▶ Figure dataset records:
▶
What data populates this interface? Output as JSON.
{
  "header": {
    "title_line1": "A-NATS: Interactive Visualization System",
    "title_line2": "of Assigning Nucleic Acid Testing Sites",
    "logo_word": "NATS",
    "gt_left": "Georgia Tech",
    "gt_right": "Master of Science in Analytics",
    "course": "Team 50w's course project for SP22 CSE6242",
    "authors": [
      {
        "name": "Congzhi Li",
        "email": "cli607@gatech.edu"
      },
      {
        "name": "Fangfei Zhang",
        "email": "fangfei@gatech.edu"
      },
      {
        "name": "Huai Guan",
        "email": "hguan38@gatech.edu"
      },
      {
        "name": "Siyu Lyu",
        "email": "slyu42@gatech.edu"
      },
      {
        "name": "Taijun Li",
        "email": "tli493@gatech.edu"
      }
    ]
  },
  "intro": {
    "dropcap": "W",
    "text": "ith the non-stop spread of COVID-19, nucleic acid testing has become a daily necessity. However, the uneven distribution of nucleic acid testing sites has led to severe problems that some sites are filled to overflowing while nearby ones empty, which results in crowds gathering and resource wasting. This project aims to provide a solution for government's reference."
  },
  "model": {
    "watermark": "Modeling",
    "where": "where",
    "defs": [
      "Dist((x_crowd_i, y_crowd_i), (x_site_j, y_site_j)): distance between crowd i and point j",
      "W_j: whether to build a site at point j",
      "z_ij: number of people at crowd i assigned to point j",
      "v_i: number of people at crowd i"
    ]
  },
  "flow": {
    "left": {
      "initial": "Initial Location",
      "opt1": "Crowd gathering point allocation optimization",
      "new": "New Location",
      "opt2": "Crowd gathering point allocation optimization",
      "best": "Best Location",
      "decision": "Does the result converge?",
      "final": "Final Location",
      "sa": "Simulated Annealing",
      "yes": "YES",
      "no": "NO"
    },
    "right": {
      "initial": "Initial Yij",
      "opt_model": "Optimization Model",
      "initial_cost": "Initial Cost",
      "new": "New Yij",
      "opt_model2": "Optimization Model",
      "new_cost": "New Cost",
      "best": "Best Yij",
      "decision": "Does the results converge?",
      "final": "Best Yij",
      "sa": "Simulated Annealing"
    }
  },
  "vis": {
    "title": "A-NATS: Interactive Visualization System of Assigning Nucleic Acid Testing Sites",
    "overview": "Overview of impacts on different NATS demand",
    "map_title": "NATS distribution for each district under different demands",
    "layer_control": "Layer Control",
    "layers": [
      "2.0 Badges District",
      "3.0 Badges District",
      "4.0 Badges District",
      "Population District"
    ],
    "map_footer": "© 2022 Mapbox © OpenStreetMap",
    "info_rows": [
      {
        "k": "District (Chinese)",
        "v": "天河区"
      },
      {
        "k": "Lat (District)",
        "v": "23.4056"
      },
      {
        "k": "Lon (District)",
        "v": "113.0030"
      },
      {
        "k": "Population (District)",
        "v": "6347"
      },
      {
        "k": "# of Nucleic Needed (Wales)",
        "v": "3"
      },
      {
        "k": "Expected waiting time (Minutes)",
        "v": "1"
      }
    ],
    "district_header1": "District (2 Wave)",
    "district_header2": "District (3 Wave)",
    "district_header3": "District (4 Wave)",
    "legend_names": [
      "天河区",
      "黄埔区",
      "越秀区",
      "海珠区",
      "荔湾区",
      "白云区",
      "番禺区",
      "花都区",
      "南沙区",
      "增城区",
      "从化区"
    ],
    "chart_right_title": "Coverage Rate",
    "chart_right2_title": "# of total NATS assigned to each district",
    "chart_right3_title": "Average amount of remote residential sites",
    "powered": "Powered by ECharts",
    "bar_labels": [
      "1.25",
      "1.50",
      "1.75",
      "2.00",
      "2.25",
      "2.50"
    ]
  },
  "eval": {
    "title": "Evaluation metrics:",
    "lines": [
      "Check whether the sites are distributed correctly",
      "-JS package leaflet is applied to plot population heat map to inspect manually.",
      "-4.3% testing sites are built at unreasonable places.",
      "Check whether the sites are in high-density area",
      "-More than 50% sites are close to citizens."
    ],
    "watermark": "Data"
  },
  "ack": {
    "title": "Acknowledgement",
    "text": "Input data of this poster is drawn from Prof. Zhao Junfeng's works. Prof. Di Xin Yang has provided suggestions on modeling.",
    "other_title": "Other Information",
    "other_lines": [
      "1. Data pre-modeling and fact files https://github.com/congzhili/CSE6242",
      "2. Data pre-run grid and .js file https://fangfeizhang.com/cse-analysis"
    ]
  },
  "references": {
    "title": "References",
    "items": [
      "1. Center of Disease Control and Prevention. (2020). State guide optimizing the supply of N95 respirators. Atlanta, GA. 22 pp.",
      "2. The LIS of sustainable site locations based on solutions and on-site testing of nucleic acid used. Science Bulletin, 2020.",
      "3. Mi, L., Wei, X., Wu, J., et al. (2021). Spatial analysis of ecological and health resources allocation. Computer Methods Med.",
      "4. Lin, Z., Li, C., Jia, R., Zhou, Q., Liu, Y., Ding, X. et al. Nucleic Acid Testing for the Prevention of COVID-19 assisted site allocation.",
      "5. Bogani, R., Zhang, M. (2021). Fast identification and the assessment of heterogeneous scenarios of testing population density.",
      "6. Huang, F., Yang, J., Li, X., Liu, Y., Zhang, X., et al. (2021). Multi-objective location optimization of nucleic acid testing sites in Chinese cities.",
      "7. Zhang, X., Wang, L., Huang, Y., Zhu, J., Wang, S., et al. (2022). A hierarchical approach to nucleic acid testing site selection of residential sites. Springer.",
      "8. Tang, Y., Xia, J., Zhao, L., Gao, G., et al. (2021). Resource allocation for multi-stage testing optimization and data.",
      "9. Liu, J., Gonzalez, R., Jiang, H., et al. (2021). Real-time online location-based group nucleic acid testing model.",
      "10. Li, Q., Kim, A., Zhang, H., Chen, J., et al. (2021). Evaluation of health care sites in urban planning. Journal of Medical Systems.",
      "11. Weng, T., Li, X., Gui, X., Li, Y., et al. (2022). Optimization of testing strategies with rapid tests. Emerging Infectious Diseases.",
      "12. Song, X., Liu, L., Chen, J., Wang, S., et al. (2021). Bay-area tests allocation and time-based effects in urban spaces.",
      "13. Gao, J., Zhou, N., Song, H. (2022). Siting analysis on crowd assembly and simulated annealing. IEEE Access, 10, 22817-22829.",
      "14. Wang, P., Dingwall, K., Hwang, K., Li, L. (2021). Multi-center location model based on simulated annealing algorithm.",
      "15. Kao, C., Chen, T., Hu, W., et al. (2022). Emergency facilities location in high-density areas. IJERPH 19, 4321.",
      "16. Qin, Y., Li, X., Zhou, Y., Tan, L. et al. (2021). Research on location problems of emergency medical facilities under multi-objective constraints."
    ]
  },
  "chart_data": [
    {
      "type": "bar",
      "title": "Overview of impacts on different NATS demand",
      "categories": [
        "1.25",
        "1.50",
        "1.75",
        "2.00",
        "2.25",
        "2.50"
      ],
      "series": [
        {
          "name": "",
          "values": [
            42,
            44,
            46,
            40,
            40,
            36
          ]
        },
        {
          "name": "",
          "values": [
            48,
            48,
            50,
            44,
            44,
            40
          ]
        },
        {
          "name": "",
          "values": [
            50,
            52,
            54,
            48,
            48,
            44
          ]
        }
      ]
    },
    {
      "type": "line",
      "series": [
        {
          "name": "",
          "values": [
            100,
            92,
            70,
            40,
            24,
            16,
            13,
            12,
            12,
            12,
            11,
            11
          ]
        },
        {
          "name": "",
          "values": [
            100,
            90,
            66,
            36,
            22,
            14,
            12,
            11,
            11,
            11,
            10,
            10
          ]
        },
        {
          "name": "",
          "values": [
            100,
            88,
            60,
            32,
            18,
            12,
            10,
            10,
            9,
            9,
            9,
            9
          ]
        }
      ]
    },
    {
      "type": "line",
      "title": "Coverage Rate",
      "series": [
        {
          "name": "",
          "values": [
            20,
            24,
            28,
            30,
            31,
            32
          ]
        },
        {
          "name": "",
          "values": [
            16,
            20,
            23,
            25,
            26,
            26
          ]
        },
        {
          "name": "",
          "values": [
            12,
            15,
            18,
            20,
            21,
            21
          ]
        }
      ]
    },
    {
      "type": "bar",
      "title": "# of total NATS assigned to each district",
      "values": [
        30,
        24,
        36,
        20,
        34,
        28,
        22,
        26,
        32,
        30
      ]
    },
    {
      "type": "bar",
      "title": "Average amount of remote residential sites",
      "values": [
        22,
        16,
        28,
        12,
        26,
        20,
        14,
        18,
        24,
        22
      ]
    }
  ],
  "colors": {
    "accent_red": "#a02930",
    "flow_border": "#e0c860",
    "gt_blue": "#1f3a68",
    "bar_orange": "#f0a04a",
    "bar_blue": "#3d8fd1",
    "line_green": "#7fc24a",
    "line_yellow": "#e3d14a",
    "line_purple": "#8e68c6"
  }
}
◀
▶ EXERCISE AIM: Using the listing above, locate the lines that hold "Interactive" and copy each one.

▶ REPLY:
    "title_line1": "A-NATS: Interactive Visualization System",
    "title": "A-NATS: Interactive Visualization System of Assigning Nucleic Acid Testing Sites",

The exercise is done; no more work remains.